Written task: Please write the listing below out again exactly, leaving every picture behind.

__________________________________________________

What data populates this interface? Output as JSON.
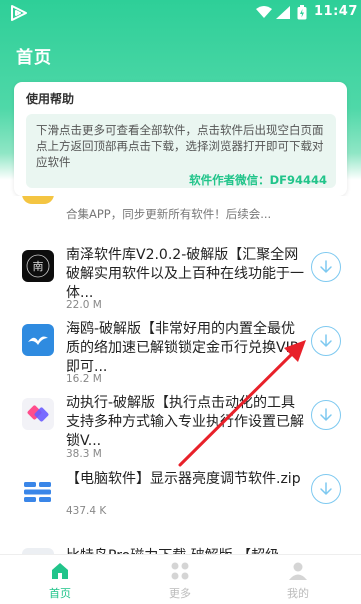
{
  "statusbar": {
    "time": "11:47"
  },
  "header": {
    "title": "首页"
  },
  "help": {
    "title": "使用帮助",
    "text": "下滑点击更多可查看全部软件，点击软件后出现空白页面点上方返回顶部再点击下载，选择浏览器打开即可下载对应软件",
    "author": "软件作者微信：DF94444"
  },
  "partial_item": {
    "text": "合集APP，同步更新所有软件！后续会..."
  },
  "items": [
    {
      "title": "南泽软件库V2.0.2-破解版【汇聚全网破解实用软件以及上百种在线功能于一体...",
      "size": "22.0 M",
      "icon": "nanze-icon"
    },
    {
      "title": "海鸥-破解版【非常好用的内置全最优质的络加速已解锁锁定金币行兑换VIP即可...",
      "size": "16.2 M",
      "icon": "seagull-icon"
    },
    {
      "title": "动执行-破解版【执行点击动化的工具支持多种方式输入专业执行作设置已解锁V...",
      "size": "38.3 M",
      "icon": "autoexec-icon"
    },
    {
      "title": "【电脑软件】显示器亮度调节软件.zip",
      "size": "437.4 K",
      "icon": "zip-icon"
    }
  ],
  "bottom_partial": {
    "text": "比特鸟Pro磁力下载 破解版 【超级"
  },
  "tabs": [
    {
      "label": "首页",
      "icon": "home-icon",
      "active": true
    },
    {
      "label": "更多",
      "icon": "grid-icon",
      "active": false
    },
    {
      "label": "我的",
      "icon": "user-icon",
      "active": false
    }
  ],
  "colors": {
    "accent": "#21c48a",
    "header": "#2ecf98",
    "download_ring": "#7ec9f0",
    "arrow": "#e8212a"
  }
}
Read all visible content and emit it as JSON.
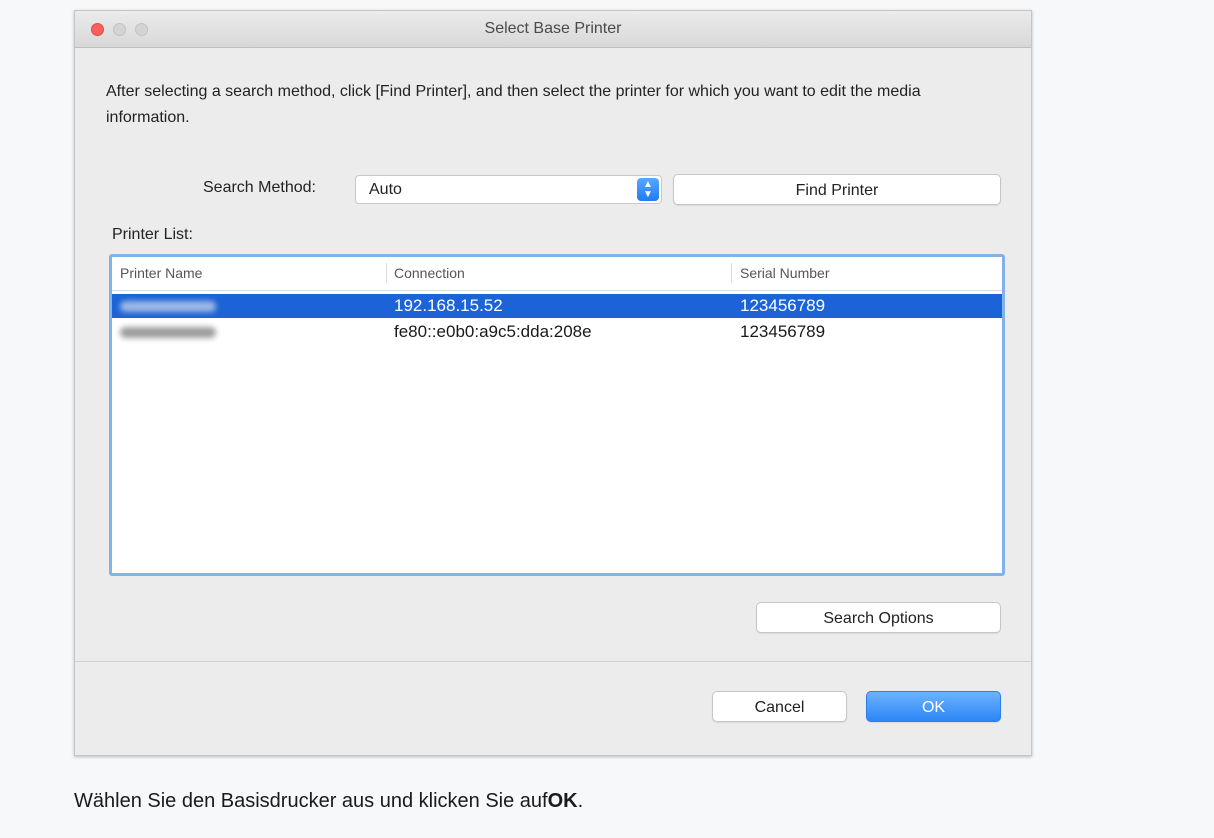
{
  "window": {
    "title": "Select Base Printer"
  },
  "instructions": "After selecting a search method, click [Find Printer], and then select the printer for which you want to edit the media information.",
  "search": {
    "label": "Search Method:",
    "selected": "Auto",
    "find_button": "Find Printer"
  },
  "printer_list": {
    "label": "Printer List:",
    "columns": [
      "Printer Name",
      "Connection",
      "Serial Number"
    ],
    "rows": [
      {
        "name": "",
        "connection": "192.168.15.52",
        "serial": "123456789",
        "selected": true
      },
      {
        "name": "",
        "connection": "fe80::e0b0:a9c5:dda:208e",
        "serial": "123456789",
        "selected": false
      }
    ]
  },
  "buttons": {
    "search_options": "Search Options",
    "cancel": "Cancel",
    "ok": "OK"
  },
  "caption": {
    "text": "Wählen Sie den Basisdrucker aus und klicken Sie auf",
    "bold": "OK",
    "suffix": "."
  },
  "colors": {
    "selection": "#1b63d6",
    "accent": "#2d86f5",
    "close": "#fc605c"
  }
}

__________________________________________________

Completed task:
What data populates this interface? Output as JSON.
{
  "statusbar": {
    "time": "11:47"
  },
  "header": {
    "title": "首页"
  },
  "help": {
    "title": "使用帮助",
    "text": "下滑点击更多可查看全部软件，点击软件后出现空白页面点上方返回顶部再点击下载，选择浏览器打开即可下载对应软件",
    "author": "软件作者微信：DF94444"
  },
  "partial_item": {
    "text": "合集APP，同步更新所有软件！后续会..."
  },
  "items": [
    {
      "title": "南泽软件库V2.0.2-破解版【汇聚全网破解实用软件以及上百种在线功能于一体...",
      "size": "22.0 M",
      "icon": "nanze-icon"
    },
    {
      "title": "海鸥-破解版【非常好用的内置全最优质的络加速已解锁锁定金币行兑换VIP即可...",
      "size": "16.2 M",
      "icon": "seagull-icon"
    },
    {
      "title": "动执行-破解版【执行点击动化的工具支持多种方式输入专业执行作设置已解锁V...",
      "size": "38.3 M",
      "icon": "autoexec-icon"
    },
    {
      "title": "【电脑软件】显示器亮度调节软件.zip",
      "size": "437.4 K",
      "icon": "zip-icon"
    }
  ],
  "bottom_partial": {
    "text": "比特鸟Pro磁力下载 破解版 【超级"
  },
  "tabs": [
    {
      "label": "首页",
      "icon": "home-icon",
      "active": true
    },
    {
      "label": "更多",
      "icon": "grid-icon",
      "active": false
    },
    {
      "label": "我的",
      "icon": "user-icon",
      "active": false
    }
  ],
  "colors": {
    "accent": "#21c48a",
    "header": "#2ecf98",
    "download_ring": "#7ec9f0",
    "arrow": "#e8212a"
  }
}
Read all visible content and emit it as JSON.
{
  "window": {
    "title": "Select Base Printer"
  },
  "instructions": "After selecting a search method, click [Find Printer], and then select the printer for which you want to edit the media information.",
  "search": {
    "label": "Search Method:",
    "selected": "Auto",
    "find_button": "Find Printer"
  },
  "printer_list": {
    "label": "Printer List:",
    "columns": [
      "Printer Name",
      "Connection",
      "Serial Number"
    ],
    "rows": [
      {
        "name": "",
        "connection": "192.168.15.52",
        "serial": "123456789",
        "selected": true
      },
      {
        "name": "",
        "connection": "fe80::e0b0:a9c5:dda:208e",
        "serial": "123456789",
        "selected": false
      }
    ]
  },
  "buttons": {
    "search_options": "Search Options",
    "cancel": "Cancel",
    "ok": "OK"
  },
  "caption": {
    "text": "Wählen Sie den Basisdrucker aus und klicken Sie auf",
    "bold": "OK",
    "suffix": "."
  },
  "colors": {
    "selection": "#1b63d6",
    "accent": "#2d86f5",
    "close": "#fc605c"
  }
}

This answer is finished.